> SUPPLIED TEXT:
>>>>>

You may also wish to consider what parts of the Soil Water curve is most important to your research. Is the wet/low suction more important than the dry/high suction? Either way, you may want to (perhaps in another article) consider statistically weighing your measured data so that the more important portion of the SWCC is fit more accurately.
You may also want to consider other pedotransfer models in your next study (see your reference 54: Estimation of the van Genuchten Soil Water Retention Properties from Soil Textural Data by Ghanbarian-Alavijeh, Liaghat, Huang and Van Genuchten).
I also would have liked to see a more thoughtful discussion of the erosion process/change in soil fabric-grain size/change in SWWC. You have these samples and analyzed them but I did not get the impression you were thinking about whether you were testing similar horizons, similar fabrics, or were trying to see where each of your samples fit in the erosion "time line" .
Author Response
Please see the attachment
Author Response File: 
Author Response.pdf
Reviewer 2 Report
The paper "Validation and Modification of the Van Genuchten Model for Eroded Black Soil in Northeastern China" is interesting for the topic addressed, but it presents some critical issues, which should be resolved to improve the qualitative and scientific level of the manuscript.
In particular, the structuring of the work starts from the classification of soils based on the level of incidence of erosion (table 1), but there is no introduction that explains what are the causes of soil erosion and what they are determined.
It would also be important to document with photographs the different types of black soil eroded in the 15 sites studied.
Finally, in the conclusions it would be appropriate to include considerations on the practical applications of the research results and comparison with other studies made in similar contexts.
Author Response
Please see the attachment
Author Response File: Author Response.pdf
Round 2
Reviewer 2 Report
The authors responded to the comments made in the review, integrating text and improving it, so the work is now publishable.
This manuscript is a resubmission of an earlier submission. The following is a list of the peer review reports and author responses from that submission.
Round 1
Reviewer 1 Report
This paper presents the author's efforts to apply Rosetta correlations to a soil that is important to their region (Black Soil). There was an extensive sampling and testing program as well as attempts to use the Van-Genuchten model to fit SWWC's. In order to generalize their test data for lightly and heavily-eroded Black soil, they compared data generated from laboratory tests on lightly and heavily eroded black soil to Van-Genuchten curve models, and then applied Rosetta soil fabric, index test data to better generalize the test data.
The paper will require revision, however, since there are some important points not clearly explained in the paper.

<<<<<

> PROBLEMS AND TASKS:
1. Can you transcribe the stretch of the peer review reports from "Finally, in the" through "in similar contexts."?
2. How would you go on with the peer review reports on the eroded black soil paper from the point where they stop?

[Item position entries]

>>>>>

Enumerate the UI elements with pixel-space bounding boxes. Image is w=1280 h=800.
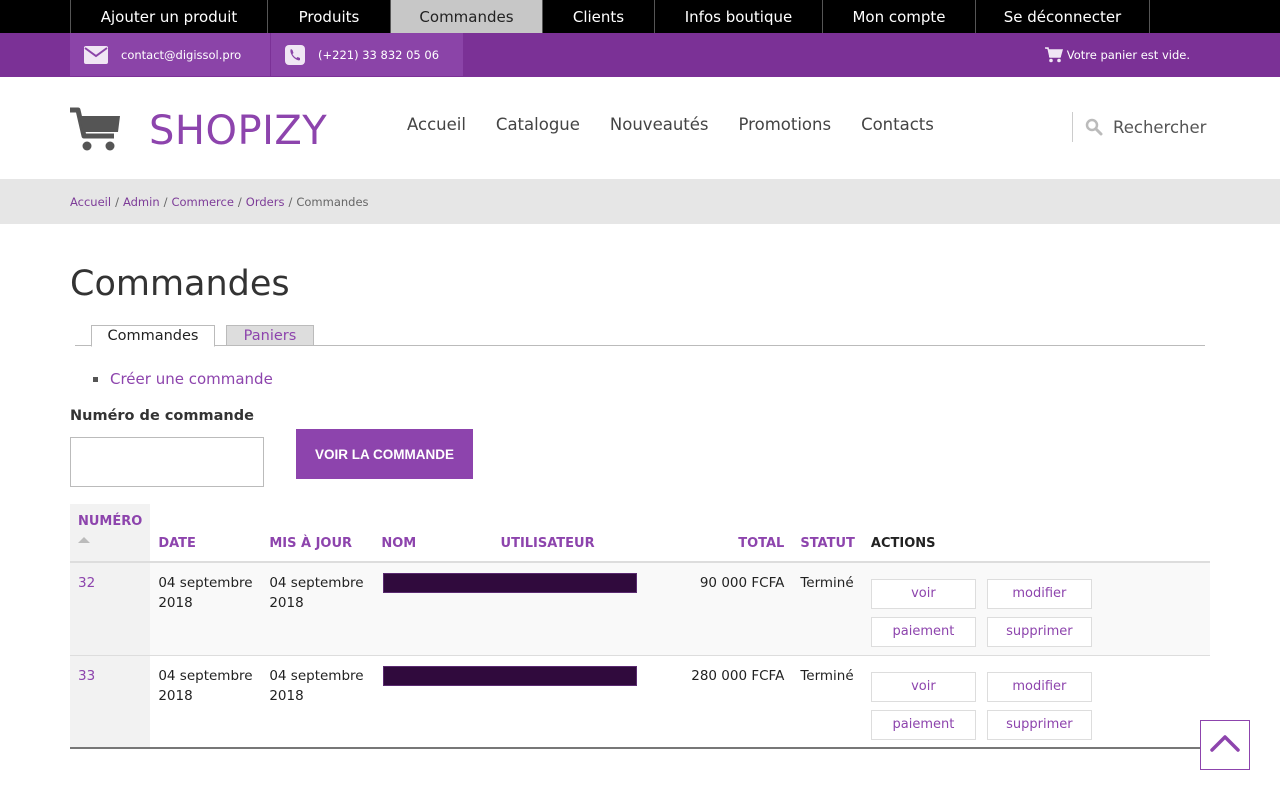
breadcrumb-current: Commandes (296, 194, 369, 209)
contact-email[interactable]: contact@digissol.pro (70, 33, 270, 76)
col-header-date[interactable]: DATE (150, 504, 262, 563)
cell-numero: 33 (70, 655, 151, 748)
breadcrumb-admin[interactable]: Admin (123, 195, 160, 209)
cell-actions: voir modifier paiement supprimer (863, 655, 1210, 748)
cell-name-user (373, 655, 645, 748)
cell-total: 280 000 FCFA (691, 667, 785, 684)
back-to-top-button[interactable] (1200, 720, 1250, 770)
admin-menu-clients[interactable]: Clients (542, 0, 654, 33)
redacted-block (383, 665, 638, 686)
order-number-input[interactable] (70, 437, 264, 487)
contact-bar: contact@digissol.pro (+221) 33 832 05 06… (0, 33, 1280, 77)
delete-button[interactable]: supprimer (986, 617, 1092, 647)
contact-phone[interactable]: (+221) 33 832 05 06 (271, 33, 463, 76)
edit-button[interactable]: modifier (986, 671, 1092, 702)
nav-catalog[interactable]: Catalogue (496, 115, 580, 134)
tabs: Commandes Paniers (75, 325, 1205, 347)
search-label: Rechercher (1113, 117, 1207, 137)
contact-email-text: contact@digissol.pro (121, 47, 242, 62)
admin-menu-logout[interactable]: Se déconnecter (975, 0, 1150, 33)
cell-status: Terminé (800, 667, 854, 684)
col-header-numero[interactable]: NUMÉRO (70, 504, 151, 563)
shopping-cart-icon (70, 106, 122, 156)
cell-updated: 04 septembre 2018 (269, 667, 364, 704)
view-order-button[interactable]: VOIR LA COMMANDE (296, 429, 473, 479)
search-icon (1085, 118, 1103, 136)
phone-icon (285, 44, 305, 65)
nav-promotions[interactable]: Promotions (739, 115, 832, 134)
col-header-actions: ACTIONS (862, 504, 1210, 563)
search-button[interactable]: Rechercher (1072, 112, 1206, 142)
brand-name: SHOPIZY (149, 108, 328, 154)
admin-menu-add-product[interactable]: Ajouter un produit (70, 0, 267, 33)
admin-menu: Ajouter un produit Produits Commandes Cl… (70, 0, 1150, 33)
payment-button[interactable]: paiement (870, 617, 976, 647)
breadcrumb: Accueil / Admin / Commerce / Orders / Co… (0, 179, 1280, 224)
tab-commandes[interactable]: Commandes (91, 325, 215, 347)
col-header-user[interactable]: UTILISATEUR (492, 504, 646, 563)
orders-table: NUMÉRO DATE MIS À JOUR NOM UTILISATEUR T… (70, 504, 1210, 749)
col-header-total[interactable]: TOTAL (645, 504, 793, 563)
admin-menu-shop-info[interactable]: Infos boutique (654, 0, 822, 33)
action-links: Créer une commande (93, 370, 273, 388)
col-header-updated[interactable]: MIS À JOUR (261, 504, 374, 563)
breadcrumb-separator: / (115, 194, 119, 209)
breadcrumb-separator: / (288, 194, 293, 209)
table-header-row: NUMÉRO DATE MIS À JOUR NOM UTILISATEUR T… (70, 504, 1210, 563)
table-row: 33 04 septembre 2018 04 septembre 2018 2… (70, 655, 1210, 748)
envelope-icon (84, 45, 108, 64)
sort-ascending-icon (78, 537, 90, 543)
order-number-link[interactable]: 33 (78, 668, 95, 684)
chevron-up-icon (1210, 734, 1240, 756)
edit-button[interactable]: modifier (986, 579, 1092, 609)
cell-name-user (373, 562, 645, 655)
admin-menu-orders[interactable]: Commandes (390, 0, 542, 33)
cell-total: 90 000 FCFA (699, 575, 785, 591)
payment-button[interactable]: paiement (870, 709, 976, 740)
breadcrumb-orders[interactable]: Orders (246, 195, 285, 209)
breadcrumb-home[interactable]: Accueil (70, 195, 111, 209)
main-nav: Accueil Catalogue Nouveautés Promotions … (407, 115, 964, 134)
nav-home[interactable]: Accueil (407, 115, 466, 134)
cart-status-text: Votre panier est vide. (1066, 47, 1190, 62)
redacted-block (383, 573, 638, 593)
logo[interactable]: SHOPIZY (70, 106, 327, 156)
cell-status: Terminé (800, 575, 854, 591)
contact-phone-text: (+221) 33 832 05 06 (318, 47, 440, 62)
col-header-numero-label: NUMÉRO (78, 514, 143, 529)
cell-numero: 32 (70, 562, 151, 655)
cart-status[interactable]: Votre panier est vide. (1044, 33, 1190, 76)
breadcrumb-separator: / (163, 194, 168, 209)
admin-menu-products[interactable]: Produits (267, 0, 390, 33)
admin-menu-my-account[interactable]: Mon compte (822, 0, 975, 33)
view-button[interactable]: voir (870, 579, 976, 609)
cell-updated: 04 septembre 2018 (269, 575, 364, 611)
create-order-link[interactable]: Créer une commande (110, 370, 273, 388)
row-actions: voir modifier paiement supprimer (870, 573, 1202, 647)
cart-icon (1044, 46, 1063, 63)
view-button[interactable]: voir (870, 671, 976, 702)
row-actions: voir modifier paiement supprimer (870, 666, 1202, 740)
admin-bar: Ajouter un produit Produits Commandes Cl… (0, 0, 1280, 33)
delete-button[interactable]: supprimer (986, 709, 1092, 740)
order-number-link[interactable]: 32 (78, 575, 95, 591)
breadcrumb-separator: / (237, 194, 242, 209)
nav-contacts[interactable]: Contacts (861, 115, 934, 134)
breadcrumb-commerce[interactable]: Commerce (171, 195, 233, 209)
site-header: SHOPIZY Accueil Catalogue Nouveautés Pro… (0, 77, 1280, 179)
page-title: Commandes (70, 264, 290, 304)
order-number-label: Numéro de commande (70, 408, 254, 424)
col-header-name[interactable]: NOM (373, 504, 493, 563)
cell-date: 04 septembre 2018 (158, 667, 253, 704)
nav-new[interactable]: Nouveautés (610, 115, 709, 134)
cell-actions: voir modifier paiement supprimer (863, 562, 1210, 655)
action-link-item: Créer une commande (93, 370, 273, 388)
table-row: 32 04 septembre 2018 04 septembre 2018 9… (70, 562, 1210, 655)
cell-date: 04 septembre 2018 (158, 575, 253, 611)
col-header-status[interactable]: STATUT (792, 504, 863, 563)
tab-paniers[interactable]: Paniers (226, 325, 314, 346)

<<<<<

> THE REPLIES:
1.
Finally, in the conclusions it would be appropriate to include considerations on the practical applications of the research results and comparison with other studies made in similar contexts.

2.
What were the specific SWCC tests , and how many were performed? A table showing this would be helpful. What were the classification/fabric/index tests performed (how many and on what samples) in order to use as input to the Rosetta model? The method to evaluate goodness of fit of the predictions is confusing or misleading. The authors fit the data with VG formula, which is fine, but how many data points are they using to make the prediction? There is no indication or graph of a VG curve and measured data together. Graphs of predicted vs measured water content seem misleading, such as figure 2a. Is the R2 value based on the data points in that graph? If so, it does not look like a typical R2=0.88 fit. The data is too dispersed, just looking at the graph. If the fit is based on the computed regression line and the 1:1 line, then it makes little sense since you have ignored the true variability of your data. Computing the variability/error should be explained more clearly, see the file titled "Statistical measures" that I have attached. I made a large number of grammatical corrections and clarifications on the first half of the manuscript, but decided not to continue since there is still so much more revision required in the second half of the paper.So, I would suggest including a better discussion on the actual test data with some measured data points on graphs, a simpler, more direct method to compute goodness of fit, a better treatment of the index properties, showing their variability as well (better than box plots), number of tests on which samples etc... and then the final discussion about making the modifications to your original predictions.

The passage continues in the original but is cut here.